What you have to do: Below are records; state how many of their lines hold the word "Agents", and give only the figure.

>> begin Information provided

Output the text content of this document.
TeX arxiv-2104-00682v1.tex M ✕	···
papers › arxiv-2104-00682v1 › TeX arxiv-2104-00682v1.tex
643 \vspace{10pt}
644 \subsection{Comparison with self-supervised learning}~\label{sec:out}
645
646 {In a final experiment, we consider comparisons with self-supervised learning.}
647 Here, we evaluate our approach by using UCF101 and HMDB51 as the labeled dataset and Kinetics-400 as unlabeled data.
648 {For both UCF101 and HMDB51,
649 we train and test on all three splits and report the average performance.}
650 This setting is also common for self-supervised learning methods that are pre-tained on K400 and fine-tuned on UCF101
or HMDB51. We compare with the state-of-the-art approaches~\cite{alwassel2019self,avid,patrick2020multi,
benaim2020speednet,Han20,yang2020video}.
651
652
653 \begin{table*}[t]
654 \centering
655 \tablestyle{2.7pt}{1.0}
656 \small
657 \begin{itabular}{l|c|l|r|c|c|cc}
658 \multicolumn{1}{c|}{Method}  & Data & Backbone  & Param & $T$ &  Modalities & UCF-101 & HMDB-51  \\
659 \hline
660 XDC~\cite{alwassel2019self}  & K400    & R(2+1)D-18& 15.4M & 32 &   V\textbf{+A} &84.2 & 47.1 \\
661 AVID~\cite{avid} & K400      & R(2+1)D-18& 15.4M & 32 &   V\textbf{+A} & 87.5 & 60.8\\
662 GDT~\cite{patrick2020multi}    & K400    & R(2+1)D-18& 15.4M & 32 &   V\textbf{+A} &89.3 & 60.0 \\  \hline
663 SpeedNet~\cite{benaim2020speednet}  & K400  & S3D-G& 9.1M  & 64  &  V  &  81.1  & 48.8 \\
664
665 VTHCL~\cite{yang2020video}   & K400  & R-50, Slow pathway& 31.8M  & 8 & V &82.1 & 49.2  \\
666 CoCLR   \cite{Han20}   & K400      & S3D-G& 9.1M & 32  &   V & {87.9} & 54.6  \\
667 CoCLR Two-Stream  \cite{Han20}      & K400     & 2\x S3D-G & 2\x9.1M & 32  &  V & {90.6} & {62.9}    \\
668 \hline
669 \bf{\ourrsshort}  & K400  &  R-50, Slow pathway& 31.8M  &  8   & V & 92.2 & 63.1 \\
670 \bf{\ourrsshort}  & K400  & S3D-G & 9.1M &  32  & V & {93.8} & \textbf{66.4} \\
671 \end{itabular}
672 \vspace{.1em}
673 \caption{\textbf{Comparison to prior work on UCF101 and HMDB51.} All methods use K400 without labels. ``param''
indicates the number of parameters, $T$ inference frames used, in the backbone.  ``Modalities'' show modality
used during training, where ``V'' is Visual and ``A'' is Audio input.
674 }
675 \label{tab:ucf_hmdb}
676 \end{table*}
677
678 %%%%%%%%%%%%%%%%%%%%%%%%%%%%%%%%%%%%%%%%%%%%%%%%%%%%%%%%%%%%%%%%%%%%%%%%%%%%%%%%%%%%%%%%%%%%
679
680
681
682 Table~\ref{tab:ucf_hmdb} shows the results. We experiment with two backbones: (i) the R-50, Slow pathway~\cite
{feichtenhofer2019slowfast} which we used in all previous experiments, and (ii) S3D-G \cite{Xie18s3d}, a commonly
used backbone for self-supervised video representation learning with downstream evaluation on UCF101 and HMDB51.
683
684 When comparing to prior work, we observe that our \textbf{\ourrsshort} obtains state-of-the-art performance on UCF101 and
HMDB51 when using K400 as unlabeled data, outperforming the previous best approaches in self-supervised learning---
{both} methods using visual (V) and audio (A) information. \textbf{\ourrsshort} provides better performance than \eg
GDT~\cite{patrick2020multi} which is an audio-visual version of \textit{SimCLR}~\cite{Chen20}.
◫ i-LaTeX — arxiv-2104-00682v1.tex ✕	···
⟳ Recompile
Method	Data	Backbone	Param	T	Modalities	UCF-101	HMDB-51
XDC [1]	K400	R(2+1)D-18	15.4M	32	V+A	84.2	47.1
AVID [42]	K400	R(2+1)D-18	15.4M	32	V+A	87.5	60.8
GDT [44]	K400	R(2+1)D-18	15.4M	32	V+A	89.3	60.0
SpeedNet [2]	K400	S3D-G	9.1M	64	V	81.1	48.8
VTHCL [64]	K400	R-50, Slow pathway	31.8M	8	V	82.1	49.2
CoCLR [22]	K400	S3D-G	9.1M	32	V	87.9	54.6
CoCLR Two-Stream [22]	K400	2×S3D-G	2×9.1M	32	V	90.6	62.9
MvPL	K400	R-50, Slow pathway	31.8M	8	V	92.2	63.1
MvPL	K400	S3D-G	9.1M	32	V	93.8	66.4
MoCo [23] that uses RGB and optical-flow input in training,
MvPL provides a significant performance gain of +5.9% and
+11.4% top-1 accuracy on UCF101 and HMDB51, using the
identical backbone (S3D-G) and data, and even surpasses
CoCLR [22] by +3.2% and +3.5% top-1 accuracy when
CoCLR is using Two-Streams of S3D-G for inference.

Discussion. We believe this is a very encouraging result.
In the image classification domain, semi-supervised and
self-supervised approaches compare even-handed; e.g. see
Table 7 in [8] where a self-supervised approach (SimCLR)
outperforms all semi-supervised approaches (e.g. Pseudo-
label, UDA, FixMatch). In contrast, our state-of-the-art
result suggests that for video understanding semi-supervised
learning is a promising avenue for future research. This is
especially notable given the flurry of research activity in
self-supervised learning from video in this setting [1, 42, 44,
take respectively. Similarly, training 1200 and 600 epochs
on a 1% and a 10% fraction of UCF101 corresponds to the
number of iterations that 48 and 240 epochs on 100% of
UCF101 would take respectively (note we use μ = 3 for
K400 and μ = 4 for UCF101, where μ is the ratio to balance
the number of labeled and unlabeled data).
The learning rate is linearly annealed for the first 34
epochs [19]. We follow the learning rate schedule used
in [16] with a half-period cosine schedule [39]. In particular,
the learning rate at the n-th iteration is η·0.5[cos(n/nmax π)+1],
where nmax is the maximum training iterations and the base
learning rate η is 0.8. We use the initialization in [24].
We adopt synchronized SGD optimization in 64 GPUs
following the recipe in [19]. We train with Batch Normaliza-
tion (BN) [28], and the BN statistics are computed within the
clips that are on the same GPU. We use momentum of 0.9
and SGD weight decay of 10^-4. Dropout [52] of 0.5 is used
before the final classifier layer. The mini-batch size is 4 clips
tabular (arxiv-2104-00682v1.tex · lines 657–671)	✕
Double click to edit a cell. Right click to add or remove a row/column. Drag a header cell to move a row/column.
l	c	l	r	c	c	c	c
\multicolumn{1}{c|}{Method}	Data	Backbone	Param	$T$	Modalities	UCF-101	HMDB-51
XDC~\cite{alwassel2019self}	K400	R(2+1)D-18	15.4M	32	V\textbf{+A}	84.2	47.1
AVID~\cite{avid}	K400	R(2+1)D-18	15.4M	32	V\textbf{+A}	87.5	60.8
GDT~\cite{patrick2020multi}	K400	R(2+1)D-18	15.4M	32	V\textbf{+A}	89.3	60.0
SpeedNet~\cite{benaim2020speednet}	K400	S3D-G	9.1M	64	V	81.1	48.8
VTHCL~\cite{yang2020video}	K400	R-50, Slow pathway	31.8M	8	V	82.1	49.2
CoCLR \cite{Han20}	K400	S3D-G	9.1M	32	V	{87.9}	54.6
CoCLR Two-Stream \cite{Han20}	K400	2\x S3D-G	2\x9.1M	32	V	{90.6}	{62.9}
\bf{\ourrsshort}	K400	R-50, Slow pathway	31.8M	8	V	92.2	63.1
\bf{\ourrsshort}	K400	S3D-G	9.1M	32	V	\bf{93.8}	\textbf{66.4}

>> end Information provided
>> begin Information provided

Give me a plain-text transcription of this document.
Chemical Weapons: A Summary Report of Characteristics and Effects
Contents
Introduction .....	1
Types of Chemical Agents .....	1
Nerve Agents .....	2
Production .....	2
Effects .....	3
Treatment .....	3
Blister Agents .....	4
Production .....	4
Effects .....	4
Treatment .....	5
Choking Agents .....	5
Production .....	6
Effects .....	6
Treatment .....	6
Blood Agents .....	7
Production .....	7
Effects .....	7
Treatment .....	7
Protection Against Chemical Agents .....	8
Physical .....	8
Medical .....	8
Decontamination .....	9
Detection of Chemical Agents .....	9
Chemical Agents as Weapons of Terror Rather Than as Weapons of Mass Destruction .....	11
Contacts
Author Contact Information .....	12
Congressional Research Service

>> end Information provided
>> begin Information provided

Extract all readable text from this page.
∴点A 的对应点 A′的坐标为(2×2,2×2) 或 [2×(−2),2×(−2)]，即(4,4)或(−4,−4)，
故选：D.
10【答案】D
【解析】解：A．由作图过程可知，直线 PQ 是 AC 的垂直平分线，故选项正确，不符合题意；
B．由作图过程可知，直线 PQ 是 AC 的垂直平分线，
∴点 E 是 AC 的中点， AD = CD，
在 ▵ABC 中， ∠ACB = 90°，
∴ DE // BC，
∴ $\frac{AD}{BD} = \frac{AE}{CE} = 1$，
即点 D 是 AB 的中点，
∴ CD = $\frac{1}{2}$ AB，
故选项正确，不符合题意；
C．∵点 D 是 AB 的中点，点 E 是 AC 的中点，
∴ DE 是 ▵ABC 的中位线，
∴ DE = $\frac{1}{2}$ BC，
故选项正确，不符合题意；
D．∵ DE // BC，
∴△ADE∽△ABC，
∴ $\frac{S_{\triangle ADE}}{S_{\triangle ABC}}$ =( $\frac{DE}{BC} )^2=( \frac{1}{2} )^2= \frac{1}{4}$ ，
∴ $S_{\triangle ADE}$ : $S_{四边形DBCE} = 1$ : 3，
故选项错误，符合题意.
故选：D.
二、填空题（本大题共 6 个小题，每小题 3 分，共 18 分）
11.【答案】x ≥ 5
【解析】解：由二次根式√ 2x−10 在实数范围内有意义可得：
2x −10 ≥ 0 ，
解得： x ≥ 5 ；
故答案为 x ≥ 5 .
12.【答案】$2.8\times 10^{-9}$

>> end Information provided

Solution: 8